Extracted entries:
■ ■ ■ ■ ■ ■ ■

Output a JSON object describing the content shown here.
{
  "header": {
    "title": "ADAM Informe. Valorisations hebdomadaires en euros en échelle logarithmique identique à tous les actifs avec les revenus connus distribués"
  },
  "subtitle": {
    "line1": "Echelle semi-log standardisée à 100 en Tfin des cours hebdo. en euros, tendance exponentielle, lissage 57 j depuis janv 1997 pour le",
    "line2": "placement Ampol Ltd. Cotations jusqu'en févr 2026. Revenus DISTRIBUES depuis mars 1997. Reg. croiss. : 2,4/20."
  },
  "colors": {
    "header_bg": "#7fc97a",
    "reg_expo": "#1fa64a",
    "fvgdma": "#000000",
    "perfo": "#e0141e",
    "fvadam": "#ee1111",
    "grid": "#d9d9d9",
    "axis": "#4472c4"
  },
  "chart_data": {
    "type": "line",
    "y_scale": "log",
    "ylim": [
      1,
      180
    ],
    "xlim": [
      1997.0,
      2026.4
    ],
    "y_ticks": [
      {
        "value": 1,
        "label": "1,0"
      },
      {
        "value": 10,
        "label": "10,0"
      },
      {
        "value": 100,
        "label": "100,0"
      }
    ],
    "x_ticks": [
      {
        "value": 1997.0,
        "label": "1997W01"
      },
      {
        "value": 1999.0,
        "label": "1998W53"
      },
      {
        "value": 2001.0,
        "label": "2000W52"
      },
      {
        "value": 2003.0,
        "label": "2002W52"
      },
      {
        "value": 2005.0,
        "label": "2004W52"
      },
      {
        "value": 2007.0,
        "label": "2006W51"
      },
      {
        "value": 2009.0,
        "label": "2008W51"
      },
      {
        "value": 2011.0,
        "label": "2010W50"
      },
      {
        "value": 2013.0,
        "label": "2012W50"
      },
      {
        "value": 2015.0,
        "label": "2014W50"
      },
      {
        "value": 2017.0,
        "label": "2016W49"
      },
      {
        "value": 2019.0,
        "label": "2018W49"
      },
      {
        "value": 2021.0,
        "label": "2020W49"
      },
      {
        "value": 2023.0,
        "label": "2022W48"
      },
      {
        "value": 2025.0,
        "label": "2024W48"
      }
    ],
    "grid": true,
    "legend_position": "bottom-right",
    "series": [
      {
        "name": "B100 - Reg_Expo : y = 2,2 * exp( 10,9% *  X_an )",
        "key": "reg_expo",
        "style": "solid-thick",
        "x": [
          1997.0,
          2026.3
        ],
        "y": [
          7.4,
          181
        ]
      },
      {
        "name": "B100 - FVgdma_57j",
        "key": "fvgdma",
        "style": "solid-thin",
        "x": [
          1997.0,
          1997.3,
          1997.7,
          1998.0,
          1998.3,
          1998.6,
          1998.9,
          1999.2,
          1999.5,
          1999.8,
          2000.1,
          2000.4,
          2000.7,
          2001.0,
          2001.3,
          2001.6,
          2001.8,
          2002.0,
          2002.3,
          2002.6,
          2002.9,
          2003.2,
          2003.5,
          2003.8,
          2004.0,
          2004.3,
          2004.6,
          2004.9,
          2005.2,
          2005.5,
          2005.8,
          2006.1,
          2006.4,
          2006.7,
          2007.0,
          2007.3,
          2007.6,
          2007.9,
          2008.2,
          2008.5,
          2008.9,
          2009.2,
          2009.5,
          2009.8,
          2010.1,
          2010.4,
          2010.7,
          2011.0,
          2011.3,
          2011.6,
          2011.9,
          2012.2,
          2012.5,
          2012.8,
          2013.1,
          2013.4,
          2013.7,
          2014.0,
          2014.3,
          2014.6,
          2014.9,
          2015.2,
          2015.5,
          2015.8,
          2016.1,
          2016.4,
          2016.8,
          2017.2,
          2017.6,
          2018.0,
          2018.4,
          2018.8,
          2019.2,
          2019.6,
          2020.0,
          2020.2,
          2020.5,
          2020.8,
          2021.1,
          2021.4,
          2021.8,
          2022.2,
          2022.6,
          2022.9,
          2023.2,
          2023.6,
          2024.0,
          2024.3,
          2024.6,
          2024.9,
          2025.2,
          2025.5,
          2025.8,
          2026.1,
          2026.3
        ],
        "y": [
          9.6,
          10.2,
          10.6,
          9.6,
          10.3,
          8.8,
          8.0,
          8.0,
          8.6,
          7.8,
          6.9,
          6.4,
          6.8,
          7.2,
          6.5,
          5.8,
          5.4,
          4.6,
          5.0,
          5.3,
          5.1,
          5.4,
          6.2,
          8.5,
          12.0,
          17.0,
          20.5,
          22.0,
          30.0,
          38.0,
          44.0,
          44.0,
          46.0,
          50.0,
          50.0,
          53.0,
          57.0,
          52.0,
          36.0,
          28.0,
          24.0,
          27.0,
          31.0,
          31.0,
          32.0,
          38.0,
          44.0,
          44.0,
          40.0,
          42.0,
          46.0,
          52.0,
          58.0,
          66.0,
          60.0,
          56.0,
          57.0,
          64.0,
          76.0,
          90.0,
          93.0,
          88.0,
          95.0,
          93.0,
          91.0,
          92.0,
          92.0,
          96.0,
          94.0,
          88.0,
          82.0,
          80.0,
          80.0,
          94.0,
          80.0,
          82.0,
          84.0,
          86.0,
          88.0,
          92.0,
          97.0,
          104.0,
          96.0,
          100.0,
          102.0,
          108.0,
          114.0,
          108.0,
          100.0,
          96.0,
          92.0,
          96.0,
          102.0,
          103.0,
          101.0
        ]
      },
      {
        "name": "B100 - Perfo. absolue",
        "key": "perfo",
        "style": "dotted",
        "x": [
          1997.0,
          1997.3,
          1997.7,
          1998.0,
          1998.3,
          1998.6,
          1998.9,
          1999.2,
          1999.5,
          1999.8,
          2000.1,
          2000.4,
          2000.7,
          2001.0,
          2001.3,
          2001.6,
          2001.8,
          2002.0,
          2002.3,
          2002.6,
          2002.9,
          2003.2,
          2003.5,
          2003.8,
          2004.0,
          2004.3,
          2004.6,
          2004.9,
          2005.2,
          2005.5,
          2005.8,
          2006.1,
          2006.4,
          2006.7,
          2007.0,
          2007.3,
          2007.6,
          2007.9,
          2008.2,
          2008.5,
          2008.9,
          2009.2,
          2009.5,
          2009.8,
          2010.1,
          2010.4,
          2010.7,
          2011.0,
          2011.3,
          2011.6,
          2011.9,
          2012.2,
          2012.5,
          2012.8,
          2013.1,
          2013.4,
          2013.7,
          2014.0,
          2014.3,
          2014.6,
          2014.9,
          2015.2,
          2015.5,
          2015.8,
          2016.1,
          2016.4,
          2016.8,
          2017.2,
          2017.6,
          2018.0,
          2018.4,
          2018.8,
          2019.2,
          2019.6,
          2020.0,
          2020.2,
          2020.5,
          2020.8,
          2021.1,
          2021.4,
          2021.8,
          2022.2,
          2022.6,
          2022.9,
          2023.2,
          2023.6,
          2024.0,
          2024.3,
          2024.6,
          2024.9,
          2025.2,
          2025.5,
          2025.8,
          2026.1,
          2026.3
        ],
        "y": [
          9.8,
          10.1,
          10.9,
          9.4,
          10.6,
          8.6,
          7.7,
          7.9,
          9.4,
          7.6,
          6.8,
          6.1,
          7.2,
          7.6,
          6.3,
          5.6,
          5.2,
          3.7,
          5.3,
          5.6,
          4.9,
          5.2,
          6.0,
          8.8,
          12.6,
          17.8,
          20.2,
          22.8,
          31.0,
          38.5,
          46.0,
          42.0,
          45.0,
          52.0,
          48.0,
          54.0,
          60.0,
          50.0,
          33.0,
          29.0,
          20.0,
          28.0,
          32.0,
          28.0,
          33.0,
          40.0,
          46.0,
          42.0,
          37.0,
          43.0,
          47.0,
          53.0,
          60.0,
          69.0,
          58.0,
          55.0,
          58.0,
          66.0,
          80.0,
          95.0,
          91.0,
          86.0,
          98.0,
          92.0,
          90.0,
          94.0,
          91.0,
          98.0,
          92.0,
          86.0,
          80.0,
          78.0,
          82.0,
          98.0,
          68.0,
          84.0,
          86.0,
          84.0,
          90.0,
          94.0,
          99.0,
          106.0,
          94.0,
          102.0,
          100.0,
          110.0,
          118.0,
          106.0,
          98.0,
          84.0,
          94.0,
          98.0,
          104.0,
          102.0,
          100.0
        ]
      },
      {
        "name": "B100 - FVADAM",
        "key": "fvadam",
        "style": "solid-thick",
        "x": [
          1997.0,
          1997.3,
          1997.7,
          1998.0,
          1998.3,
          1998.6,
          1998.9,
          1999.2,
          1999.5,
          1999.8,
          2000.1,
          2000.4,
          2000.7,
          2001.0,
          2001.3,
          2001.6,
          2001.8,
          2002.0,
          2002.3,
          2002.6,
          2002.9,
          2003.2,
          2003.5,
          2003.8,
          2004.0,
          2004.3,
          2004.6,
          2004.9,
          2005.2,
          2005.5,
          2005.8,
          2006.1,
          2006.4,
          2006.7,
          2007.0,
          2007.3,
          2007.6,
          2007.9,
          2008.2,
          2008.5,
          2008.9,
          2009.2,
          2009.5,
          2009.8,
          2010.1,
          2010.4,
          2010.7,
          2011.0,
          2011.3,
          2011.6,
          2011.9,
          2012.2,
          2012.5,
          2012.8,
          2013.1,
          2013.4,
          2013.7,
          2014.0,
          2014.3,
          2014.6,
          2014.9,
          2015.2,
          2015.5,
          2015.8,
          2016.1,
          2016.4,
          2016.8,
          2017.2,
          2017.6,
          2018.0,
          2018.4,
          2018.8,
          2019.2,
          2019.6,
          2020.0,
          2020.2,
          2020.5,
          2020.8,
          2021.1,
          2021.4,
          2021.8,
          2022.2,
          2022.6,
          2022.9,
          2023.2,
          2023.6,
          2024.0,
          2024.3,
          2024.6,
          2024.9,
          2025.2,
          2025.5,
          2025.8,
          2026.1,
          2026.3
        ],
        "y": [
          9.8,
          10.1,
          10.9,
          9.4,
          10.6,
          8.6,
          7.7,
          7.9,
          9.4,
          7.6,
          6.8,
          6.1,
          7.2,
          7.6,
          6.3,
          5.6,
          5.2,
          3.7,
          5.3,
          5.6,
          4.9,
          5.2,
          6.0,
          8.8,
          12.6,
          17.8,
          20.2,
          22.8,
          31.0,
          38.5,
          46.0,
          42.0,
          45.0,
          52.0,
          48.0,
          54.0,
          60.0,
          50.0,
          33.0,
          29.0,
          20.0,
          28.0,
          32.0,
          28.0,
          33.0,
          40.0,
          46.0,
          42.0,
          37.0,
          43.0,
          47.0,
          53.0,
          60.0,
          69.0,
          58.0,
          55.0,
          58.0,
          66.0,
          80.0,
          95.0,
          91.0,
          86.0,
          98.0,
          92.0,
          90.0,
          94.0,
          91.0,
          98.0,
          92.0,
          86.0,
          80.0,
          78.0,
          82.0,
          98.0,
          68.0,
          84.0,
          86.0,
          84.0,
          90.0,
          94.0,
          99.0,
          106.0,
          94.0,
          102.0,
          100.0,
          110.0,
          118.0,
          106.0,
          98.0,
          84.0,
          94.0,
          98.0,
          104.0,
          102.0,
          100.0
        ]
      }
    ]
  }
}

■ ■ ■ ■ ■ ■ ■

Aim of the exercise:
Give only the count of lines in this material that contain the string "depuis".

Response:
2